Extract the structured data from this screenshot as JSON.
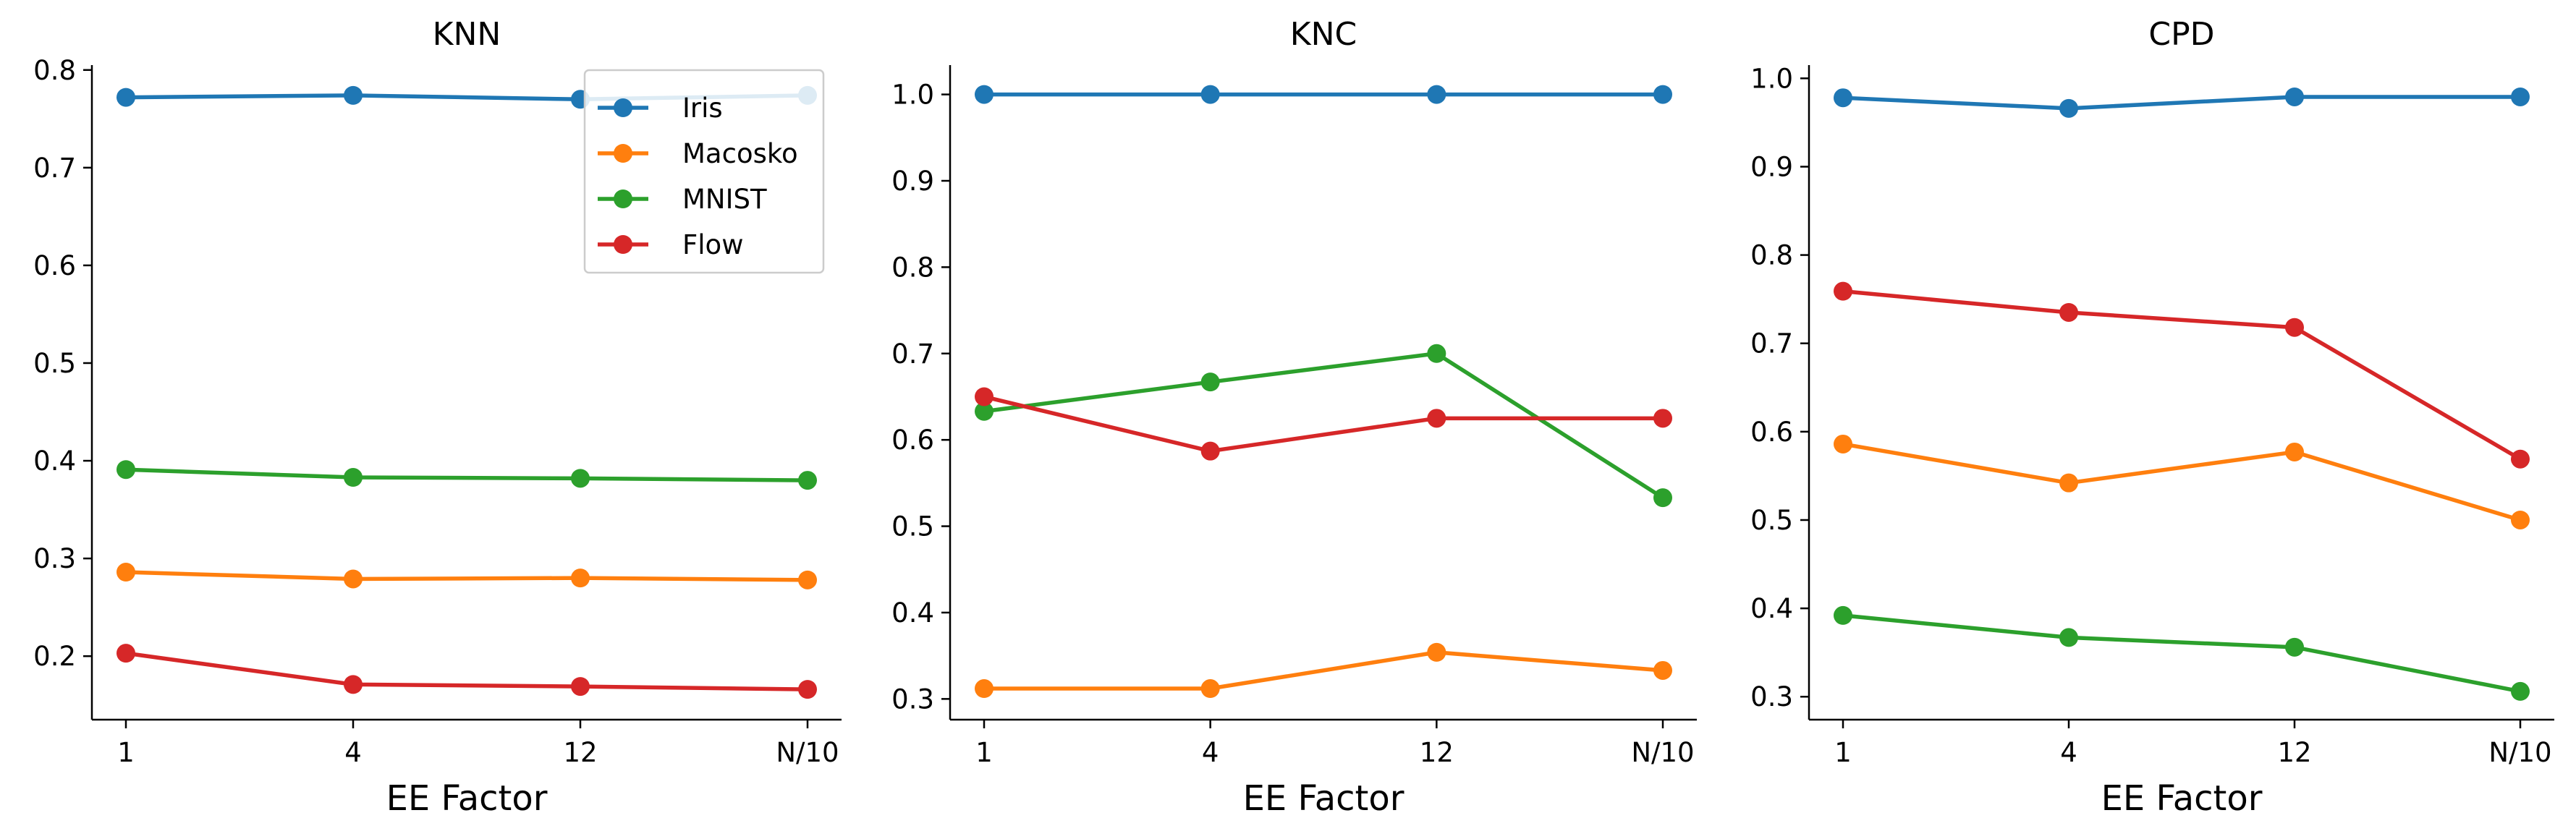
{
  "chart_data": [
    {
      "type": "line",
      "title": "KNN",
      "xlabel": "EE Factor",
      "ylabel": "",
      "categories": [
        "1",
        "4",
        "12",
        "N/10"
      ],
      "ylim": [
        0.135,
        0.805
      ],
      "yticks": [
        0.2,
        0.3,
        0.4,
        0.5,
        0.6,
        0.7,
        0.8
      ],
      "ytick_labels": [
        "0.2",
        "0.3",
        "0.4",
        "0.5",
        "0.6",
        "0.7",
        "0.8"
      ],
      "legend": "top-right",
      "grid": false,
      "series": [
        {
          "name": "Iris",
          "color": "#1f77b4",
          "values": [
            0.772,
            0.774,
            0.77,
            0.774
          ]
        },
        {
          "name": "Macosko",
          "color": "#ff7f0e",
          "values": [
            0.286,
            0.279,
            0.28,
            0.278
          ]
        },
        {
          "name": "MNIST",
          "color": "#2ca02c",
          "values": [
            0.391,
            0.383,
            0.382,
            0.38
          ]
        },
        {
          "name": "Flow",
          "color": "#d62728",
          "values": [
            0.203,
            0.171,
            0.169,
            0.166
          ]
        }
      ]
    },
    {
      "type": "line",
      "title": "KNC",
      "xlabel": "EE Factor",
      "ylabel": "",
      "categories": [
        "1",
        "4",
        "12",
        "N/10"
      ],
      "ylim": [
        0.276,
        1.034
      ],
      "yticks": [
        0.3,
        0.4,
        0.5,
        0.6,
        0.7,
        0.8,
        0.9,
        1.0
      ],
      "ytick_labels": [
        "0.3",
        "0.4",
        "0.5",
        "0.6",
        "0.7",
        "0.8",
        "0.9",
        "1.0"
      ],
      "grid": false,
      "series": [
        {
          "name": "Iris",
          "color": "#1f77b4",
          "values": [
            1.0,
            1.0,
            1.0,
            1.0
          ]
        },
        {
          "name": "Macosko",
          "color": "#ff7f0e",
          "values": [
            0.312,
            0.312,
            0.354,
            0.333
          ]
        },
        {
          "name": "MNIST",
          "color": "#2ca02c",
          "values": [
            0.633,
            0.667,
            0.7,
            0.533
          ]
        },
        {
          "name": "Flow",
          "color": "#d62728",
          "values": [
            0.65,
            0.587,
            0.625,
            0.625
          ]
        }
      ]
    },
    {
      "type": "line",
      "title": "CPD",
      "xlabel": "EE Factor",
      "ylabel": "",
      "categories": [
        "1",
        "4",
        "12",
        "N/10"
      ],
      "ylim": [
        0.274,
        1.015
      ],
      "yticks": [
        0.3,
        0.4,
        0.5,
        0.6,
        0.7,
        0.8,
        0.9,
        1.0
      ],
      "ytick_labels": [
        "0.3",
        "0.4",
        "0.5",
        "0.6",
        "0.7",
        "0.8",
        "0.9",
        "1.0"
      ],
      "grid": false,
      "series": [
        {
          "name": "Iris",
          "color": "#1f77b4",
          "values": [
            0.978,
            0.966,
            0.979,
            0.979
          ]
        },
        {
          "name": "Macosko",
          "color": "#ff7f0e",
          "values": [
            0.586,
            0.542,
            0.577,
            0.5
          ]
        },
        {
          "name": "MNIST",
          "color": "#2ca02c",
          "values": [
            0.392,
            0.367,
            0.356,
            0.306
          ]
        },
        {
          "name": "Flow",
          "color": "#d62728",
          "values": [
            0.759,
            0.735,
            0.718,
            0.569
          ]
        }
      ]
    }
  ]
}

What you should do:
Repeat the material exactly as it reads, without any of its pictures.

Correct result:
Extract the structured data from this screenshot as JSON.
{
  "chart_data": [
    {
      "type": "line",
      "title": "KNN",
      "xlabel": "EE Factor",
      "ylabel": "",
      "categories": [
        "1",
        "4",
        "12",
        "N/10"
      ],
      "ylim": [
        0.135,
        0.805
      ],
      "yticks": [
        0.2,
        0.3,
        0.4,
        0.5,
        0.6,
        0.7,
        0.8
      ],
      "ytick_labels": [
        "0.2",
        "0.3",
        "0.4",
        "0.5",
        "0.6",
        "0.7",
        "0.8"
      ],
      "legend": "top-right",
      "grid": false,
      "series": [
        {
          "name": "Iris",
          "color": "#1f77b4",
          "values": [
            0.772,
            0.774,
            0.77,
            0.774
          ]
        },
        {
          "name": "Macosko",
          "color": "#ff7f0e",
          "values": [
            0.286,
            0.279,
            0.28,
            0.278
          ]
        },
        {
          "name": "MNIST",
          "color": "#2ca02c",
          "values": [
            0.391,
            0.383,
            0.382,
            0.38
          ]
        },
        {
          "name": "Flow",
          "color": "#d62728",
          "values": [
            0.203,
            0.171,
            0.169,
            0.166
          ]
        }
      ]
    },
    {
      "type": "line",
      "title": "KNC",
      "xlabel": "EE Factor",
      "ylabel": "",
      "categories": [
        "1",
        "4",
        "12",
        "N/10"
      ],
      "ylim": [
        0.276,
        1.034
      ],
      "yticks": [
        0.3,
        0.4,
        0.5,
        0.6,
        0.7,
        0.8,
        0.9,
        1.0
      ],
      "ytick_labels": [
        "0.3",
        "0.4",
        "0.5",
        "0.6",
        "0.7",
        "0.8",
        "0.9",
        "1.0"
      ],
      "grid": false,
      "series": [
        {
          "name": "Iris",
          "color": "#1f77b4",
          "values": [
            1.0,
            1.0,
            1.0,
            1.0
          ]
        },
        {
          "name": "Macosko",
          "color": "#ff7f0e",
          "values": [
            0.312,
            0.312,
            0.354,
            0.333
          ]
        },
        {
          "name": "MNIST",
          "color": "#2ca02c",
          "values": [
            0.633,
            0.667,
            0.7,
            0.533
          ]
        },
        {
          "name": "Flow",
          "color": "#d62728",
          "values": [
            0.65,
            0.587,
            0.625,
            0.625
          ]
        }
      ]
    },
    {
      "type": "line",
      "title": "CPD",
      "xlabel": "EE Factor",
      "ylabel": "",
      "categories": [
        "1",
        "4",
        "12",
        "N/10"
      ],
      "ylim": [
        0.274,
        1.015
      ],
      "yticks": [
        0.3,
        0.4,
        0.5,
        0.6,
        0.7,
        0.8,
        0.9,
        1.0
      ],
      "ytick_labels": [
        "0.3",
        "0.4",
        "0.5",
        "0.6",
        "0.7",
        "0.8",
        "0.9",
        "1.0"
      ],
      "grid": false,
      "series": [
        {
          "name": "Iris",
          "color": "#1f77b4",
          "values": [
            0.978,
            0.966,
            0.979,
            0.979
          ]
        },
        {
          "name": "Macosko",
          "color": "#ff7f0e",
          "values": [
            0.586,
            0.542,
            0.577,
            0.5
          ]
        },
        {
          "name": "MNIST",
          "color": "#2ca02c",
          "values": [
            0.392,
            0.367,
            0.356,
            0.306
          ]
        },
        {
          "name": "Flow",
          "color": "#d62728",
          "values": [
            0.759,
            0.735,
            0.718,
            0.569
          ]
        }
      ]
    }
  ]
}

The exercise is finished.